Data provided Block Start
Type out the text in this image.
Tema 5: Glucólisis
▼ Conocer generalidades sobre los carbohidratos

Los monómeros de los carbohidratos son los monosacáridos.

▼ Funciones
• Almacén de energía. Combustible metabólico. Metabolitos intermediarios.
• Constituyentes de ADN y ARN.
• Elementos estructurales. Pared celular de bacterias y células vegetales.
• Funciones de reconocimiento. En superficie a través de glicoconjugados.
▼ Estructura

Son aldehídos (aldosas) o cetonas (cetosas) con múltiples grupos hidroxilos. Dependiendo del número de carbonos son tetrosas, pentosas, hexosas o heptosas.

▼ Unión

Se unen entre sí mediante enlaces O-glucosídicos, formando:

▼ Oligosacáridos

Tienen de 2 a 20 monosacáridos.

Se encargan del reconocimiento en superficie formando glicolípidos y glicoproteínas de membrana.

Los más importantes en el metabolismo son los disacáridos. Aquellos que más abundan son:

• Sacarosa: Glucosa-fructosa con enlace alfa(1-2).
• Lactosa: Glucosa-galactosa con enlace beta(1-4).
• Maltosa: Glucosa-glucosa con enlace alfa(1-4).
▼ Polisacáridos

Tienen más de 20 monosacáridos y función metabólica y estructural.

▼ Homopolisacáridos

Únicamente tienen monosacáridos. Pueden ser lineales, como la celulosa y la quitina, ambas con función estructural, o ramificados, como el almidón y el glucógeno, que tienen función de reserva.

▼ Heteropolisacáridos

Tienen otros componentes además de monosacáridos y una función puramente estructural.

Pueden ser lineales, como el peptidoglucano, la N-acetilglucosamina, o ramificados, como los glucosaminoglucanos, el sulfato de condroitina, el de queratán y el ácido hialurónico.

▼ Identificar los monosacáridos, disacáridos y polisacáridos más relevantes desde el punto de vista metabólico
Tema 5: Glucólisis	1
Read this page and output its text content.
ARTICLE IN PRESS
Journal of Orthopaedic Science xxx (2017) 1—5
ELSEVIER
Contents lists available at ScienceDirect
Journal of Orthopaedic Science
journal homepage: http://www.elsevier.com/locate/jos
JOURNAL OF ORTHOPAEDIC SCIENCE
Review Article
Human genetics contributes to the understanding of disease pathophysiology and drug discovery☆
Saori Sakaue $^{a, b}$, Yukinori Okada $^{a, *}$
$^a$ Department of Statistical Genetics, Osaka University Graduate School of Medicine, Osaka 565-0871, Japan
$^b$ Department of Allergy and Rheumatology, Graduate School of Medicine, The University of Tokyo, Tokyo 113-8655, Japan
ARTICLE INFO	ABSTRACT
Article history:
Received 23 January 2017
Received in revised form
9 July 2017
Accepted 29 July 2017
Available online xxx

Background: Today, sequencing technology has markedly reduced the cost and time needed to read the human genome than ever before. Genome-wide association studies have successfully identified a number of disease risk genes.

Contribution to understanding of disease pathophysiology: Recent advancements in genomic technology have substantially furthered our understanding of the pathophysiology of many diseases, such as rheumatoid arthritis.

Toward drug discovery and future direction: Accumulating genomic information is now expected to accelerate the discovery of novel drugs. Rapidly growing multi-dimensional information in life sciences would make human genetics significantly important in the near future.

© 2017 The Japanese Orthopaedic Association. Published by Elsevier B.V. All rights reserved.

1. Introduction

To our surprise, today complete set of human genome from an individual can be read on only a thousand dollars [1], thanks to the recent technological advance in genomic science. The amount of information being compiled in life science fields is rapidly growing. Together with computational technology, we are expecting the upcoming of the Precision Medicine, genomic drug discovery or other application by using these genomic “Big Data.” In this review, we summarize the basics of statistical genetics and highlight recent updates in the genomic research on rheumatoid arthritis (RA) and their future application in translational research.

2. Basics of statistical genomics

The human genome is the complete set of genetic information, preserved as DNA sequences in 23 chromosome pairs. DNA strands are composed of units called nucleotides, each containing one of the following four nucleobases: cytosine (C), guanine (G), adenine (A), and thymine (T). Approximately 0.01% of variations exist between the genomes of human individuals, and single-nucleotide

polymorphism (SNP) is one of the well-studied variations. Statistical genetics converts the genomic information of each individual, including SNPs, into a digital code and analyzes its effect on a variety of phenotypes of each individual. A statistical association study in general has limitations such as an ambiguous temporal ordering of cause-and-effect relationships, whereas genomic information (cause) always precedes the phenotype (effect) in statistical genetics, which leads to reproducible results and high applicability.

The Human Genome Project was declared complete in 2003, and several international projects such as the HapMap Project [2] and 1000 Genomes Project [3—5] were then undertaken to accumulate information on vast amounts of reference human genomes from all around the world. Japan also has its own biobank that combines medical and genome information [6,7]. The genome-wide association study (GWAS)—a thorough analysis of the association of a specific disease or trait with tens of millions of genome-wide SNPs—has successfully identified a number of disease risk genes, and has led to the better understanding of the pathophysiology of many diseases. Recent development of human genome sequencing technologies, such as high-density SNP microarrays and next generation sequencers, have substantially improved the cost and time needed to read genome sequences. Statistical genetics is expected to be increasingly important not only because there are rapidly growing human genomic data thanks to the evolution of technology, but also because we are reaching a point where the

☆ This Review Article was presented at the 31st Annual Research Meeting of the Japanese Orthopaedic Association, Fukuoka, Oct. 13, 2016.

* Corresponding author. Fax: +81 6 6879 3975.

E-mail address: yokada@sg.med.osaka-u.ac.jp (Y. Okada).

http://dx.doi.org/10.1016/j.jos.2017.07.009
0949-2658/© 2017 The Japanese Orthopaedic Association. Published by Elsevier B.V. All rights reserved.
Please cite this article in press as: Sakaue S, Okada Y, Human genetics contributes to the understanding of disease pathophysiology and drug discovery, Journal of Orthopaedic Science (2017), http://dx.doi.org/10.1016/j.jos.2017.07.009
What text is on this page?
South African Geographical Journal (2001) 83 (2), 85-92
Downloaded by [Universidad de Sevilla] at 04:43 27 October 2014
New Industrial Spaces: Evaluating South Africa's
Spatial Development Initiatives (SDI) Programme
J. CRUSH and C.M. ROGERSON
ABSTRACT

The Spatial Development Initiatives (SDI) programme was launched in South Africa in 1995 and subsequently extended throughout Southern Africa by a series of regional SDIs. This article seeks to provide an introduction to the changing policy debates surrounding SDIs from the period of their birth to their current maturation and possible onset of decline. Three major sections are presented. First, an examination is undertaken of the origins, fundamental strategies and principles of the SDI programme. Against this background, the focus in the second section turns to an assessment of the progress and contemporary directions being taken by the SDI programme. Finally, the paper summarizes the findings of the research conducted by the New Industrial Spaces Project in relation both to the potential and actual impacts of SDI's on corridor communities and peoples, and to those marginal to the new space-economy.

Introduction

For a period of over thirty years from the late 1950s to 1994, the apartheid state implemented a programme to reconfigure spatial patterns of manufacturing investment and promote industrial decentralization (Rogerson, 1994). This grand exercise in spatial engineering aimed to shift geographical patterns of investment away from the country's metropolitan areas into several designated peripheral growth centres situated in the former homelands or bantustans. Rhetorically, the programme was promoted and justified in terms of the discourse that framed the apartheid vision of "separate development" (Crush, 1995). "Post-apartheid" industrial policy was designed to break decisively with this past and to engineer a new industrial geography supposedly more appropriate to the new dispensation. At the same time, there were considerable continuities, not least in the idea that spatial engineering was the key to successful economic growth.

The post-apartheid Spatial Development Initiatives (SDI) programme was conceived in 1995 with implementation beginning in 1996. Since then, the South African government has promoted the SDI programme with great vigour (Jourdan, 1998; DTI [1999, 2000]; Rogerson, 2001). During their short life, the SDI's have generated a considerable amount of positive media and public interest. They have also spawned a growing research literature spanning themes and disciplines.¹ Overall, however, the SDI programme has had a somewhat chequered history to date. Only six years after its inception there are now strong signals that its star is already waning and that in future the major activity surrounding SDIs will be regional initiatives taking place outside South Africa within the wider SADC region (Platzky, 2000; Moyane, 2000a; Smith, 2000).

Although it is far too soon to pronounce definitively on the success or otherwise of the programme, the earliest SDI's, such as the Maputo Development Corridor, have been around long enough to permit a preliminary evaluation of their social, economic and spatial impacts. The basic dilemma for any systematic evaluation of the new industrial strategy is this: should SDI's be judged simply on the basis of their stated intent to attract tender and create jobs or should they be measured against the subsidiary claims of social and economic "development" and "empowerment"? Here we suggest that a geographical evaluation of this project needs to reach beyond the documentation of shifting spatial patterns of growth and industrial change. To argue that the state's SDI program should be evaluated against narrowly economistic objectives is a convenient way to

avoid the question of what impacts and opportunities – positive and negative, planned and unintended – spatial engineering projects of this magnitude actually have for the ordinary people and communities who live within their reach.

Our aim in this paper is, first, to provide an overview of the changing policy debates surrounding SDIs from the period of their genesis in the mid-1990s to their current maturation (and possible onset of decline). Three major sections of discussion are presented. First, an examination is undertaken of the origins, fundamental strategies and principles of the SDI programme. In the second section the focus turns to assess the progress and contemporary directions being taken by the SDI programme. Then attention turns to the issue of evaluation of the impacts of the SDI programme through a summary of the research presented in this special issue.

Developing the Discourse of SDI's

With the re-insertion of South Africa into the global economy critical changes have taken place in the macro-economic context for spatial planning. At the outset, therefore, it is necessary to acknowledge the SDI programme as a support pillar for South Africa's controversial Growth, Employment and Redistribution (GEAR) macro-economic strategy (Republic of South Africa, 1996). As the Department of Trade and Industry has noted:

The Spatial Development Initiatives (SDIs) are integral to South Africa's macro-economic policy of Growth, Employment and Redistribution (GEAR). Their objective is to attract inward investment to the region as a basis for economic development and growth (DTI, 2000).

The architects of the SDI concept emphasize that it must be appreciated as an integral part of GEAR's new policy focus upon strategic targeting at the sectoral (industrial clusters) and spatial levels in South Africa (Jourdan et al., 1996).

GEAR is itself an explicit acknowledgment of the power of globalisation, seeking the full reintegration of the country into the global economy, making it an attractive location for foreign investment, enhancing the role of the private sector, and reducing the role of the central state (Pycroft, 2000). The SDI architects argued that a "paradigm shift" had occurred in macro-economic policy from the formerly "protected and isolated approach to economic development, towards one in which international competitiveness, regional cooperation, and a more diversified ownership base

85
Data provided Block End
* Problem details
Where the word "Okada" occurs in a line of the entries above, count that line, and reply with the total only.

* Solved exercise
3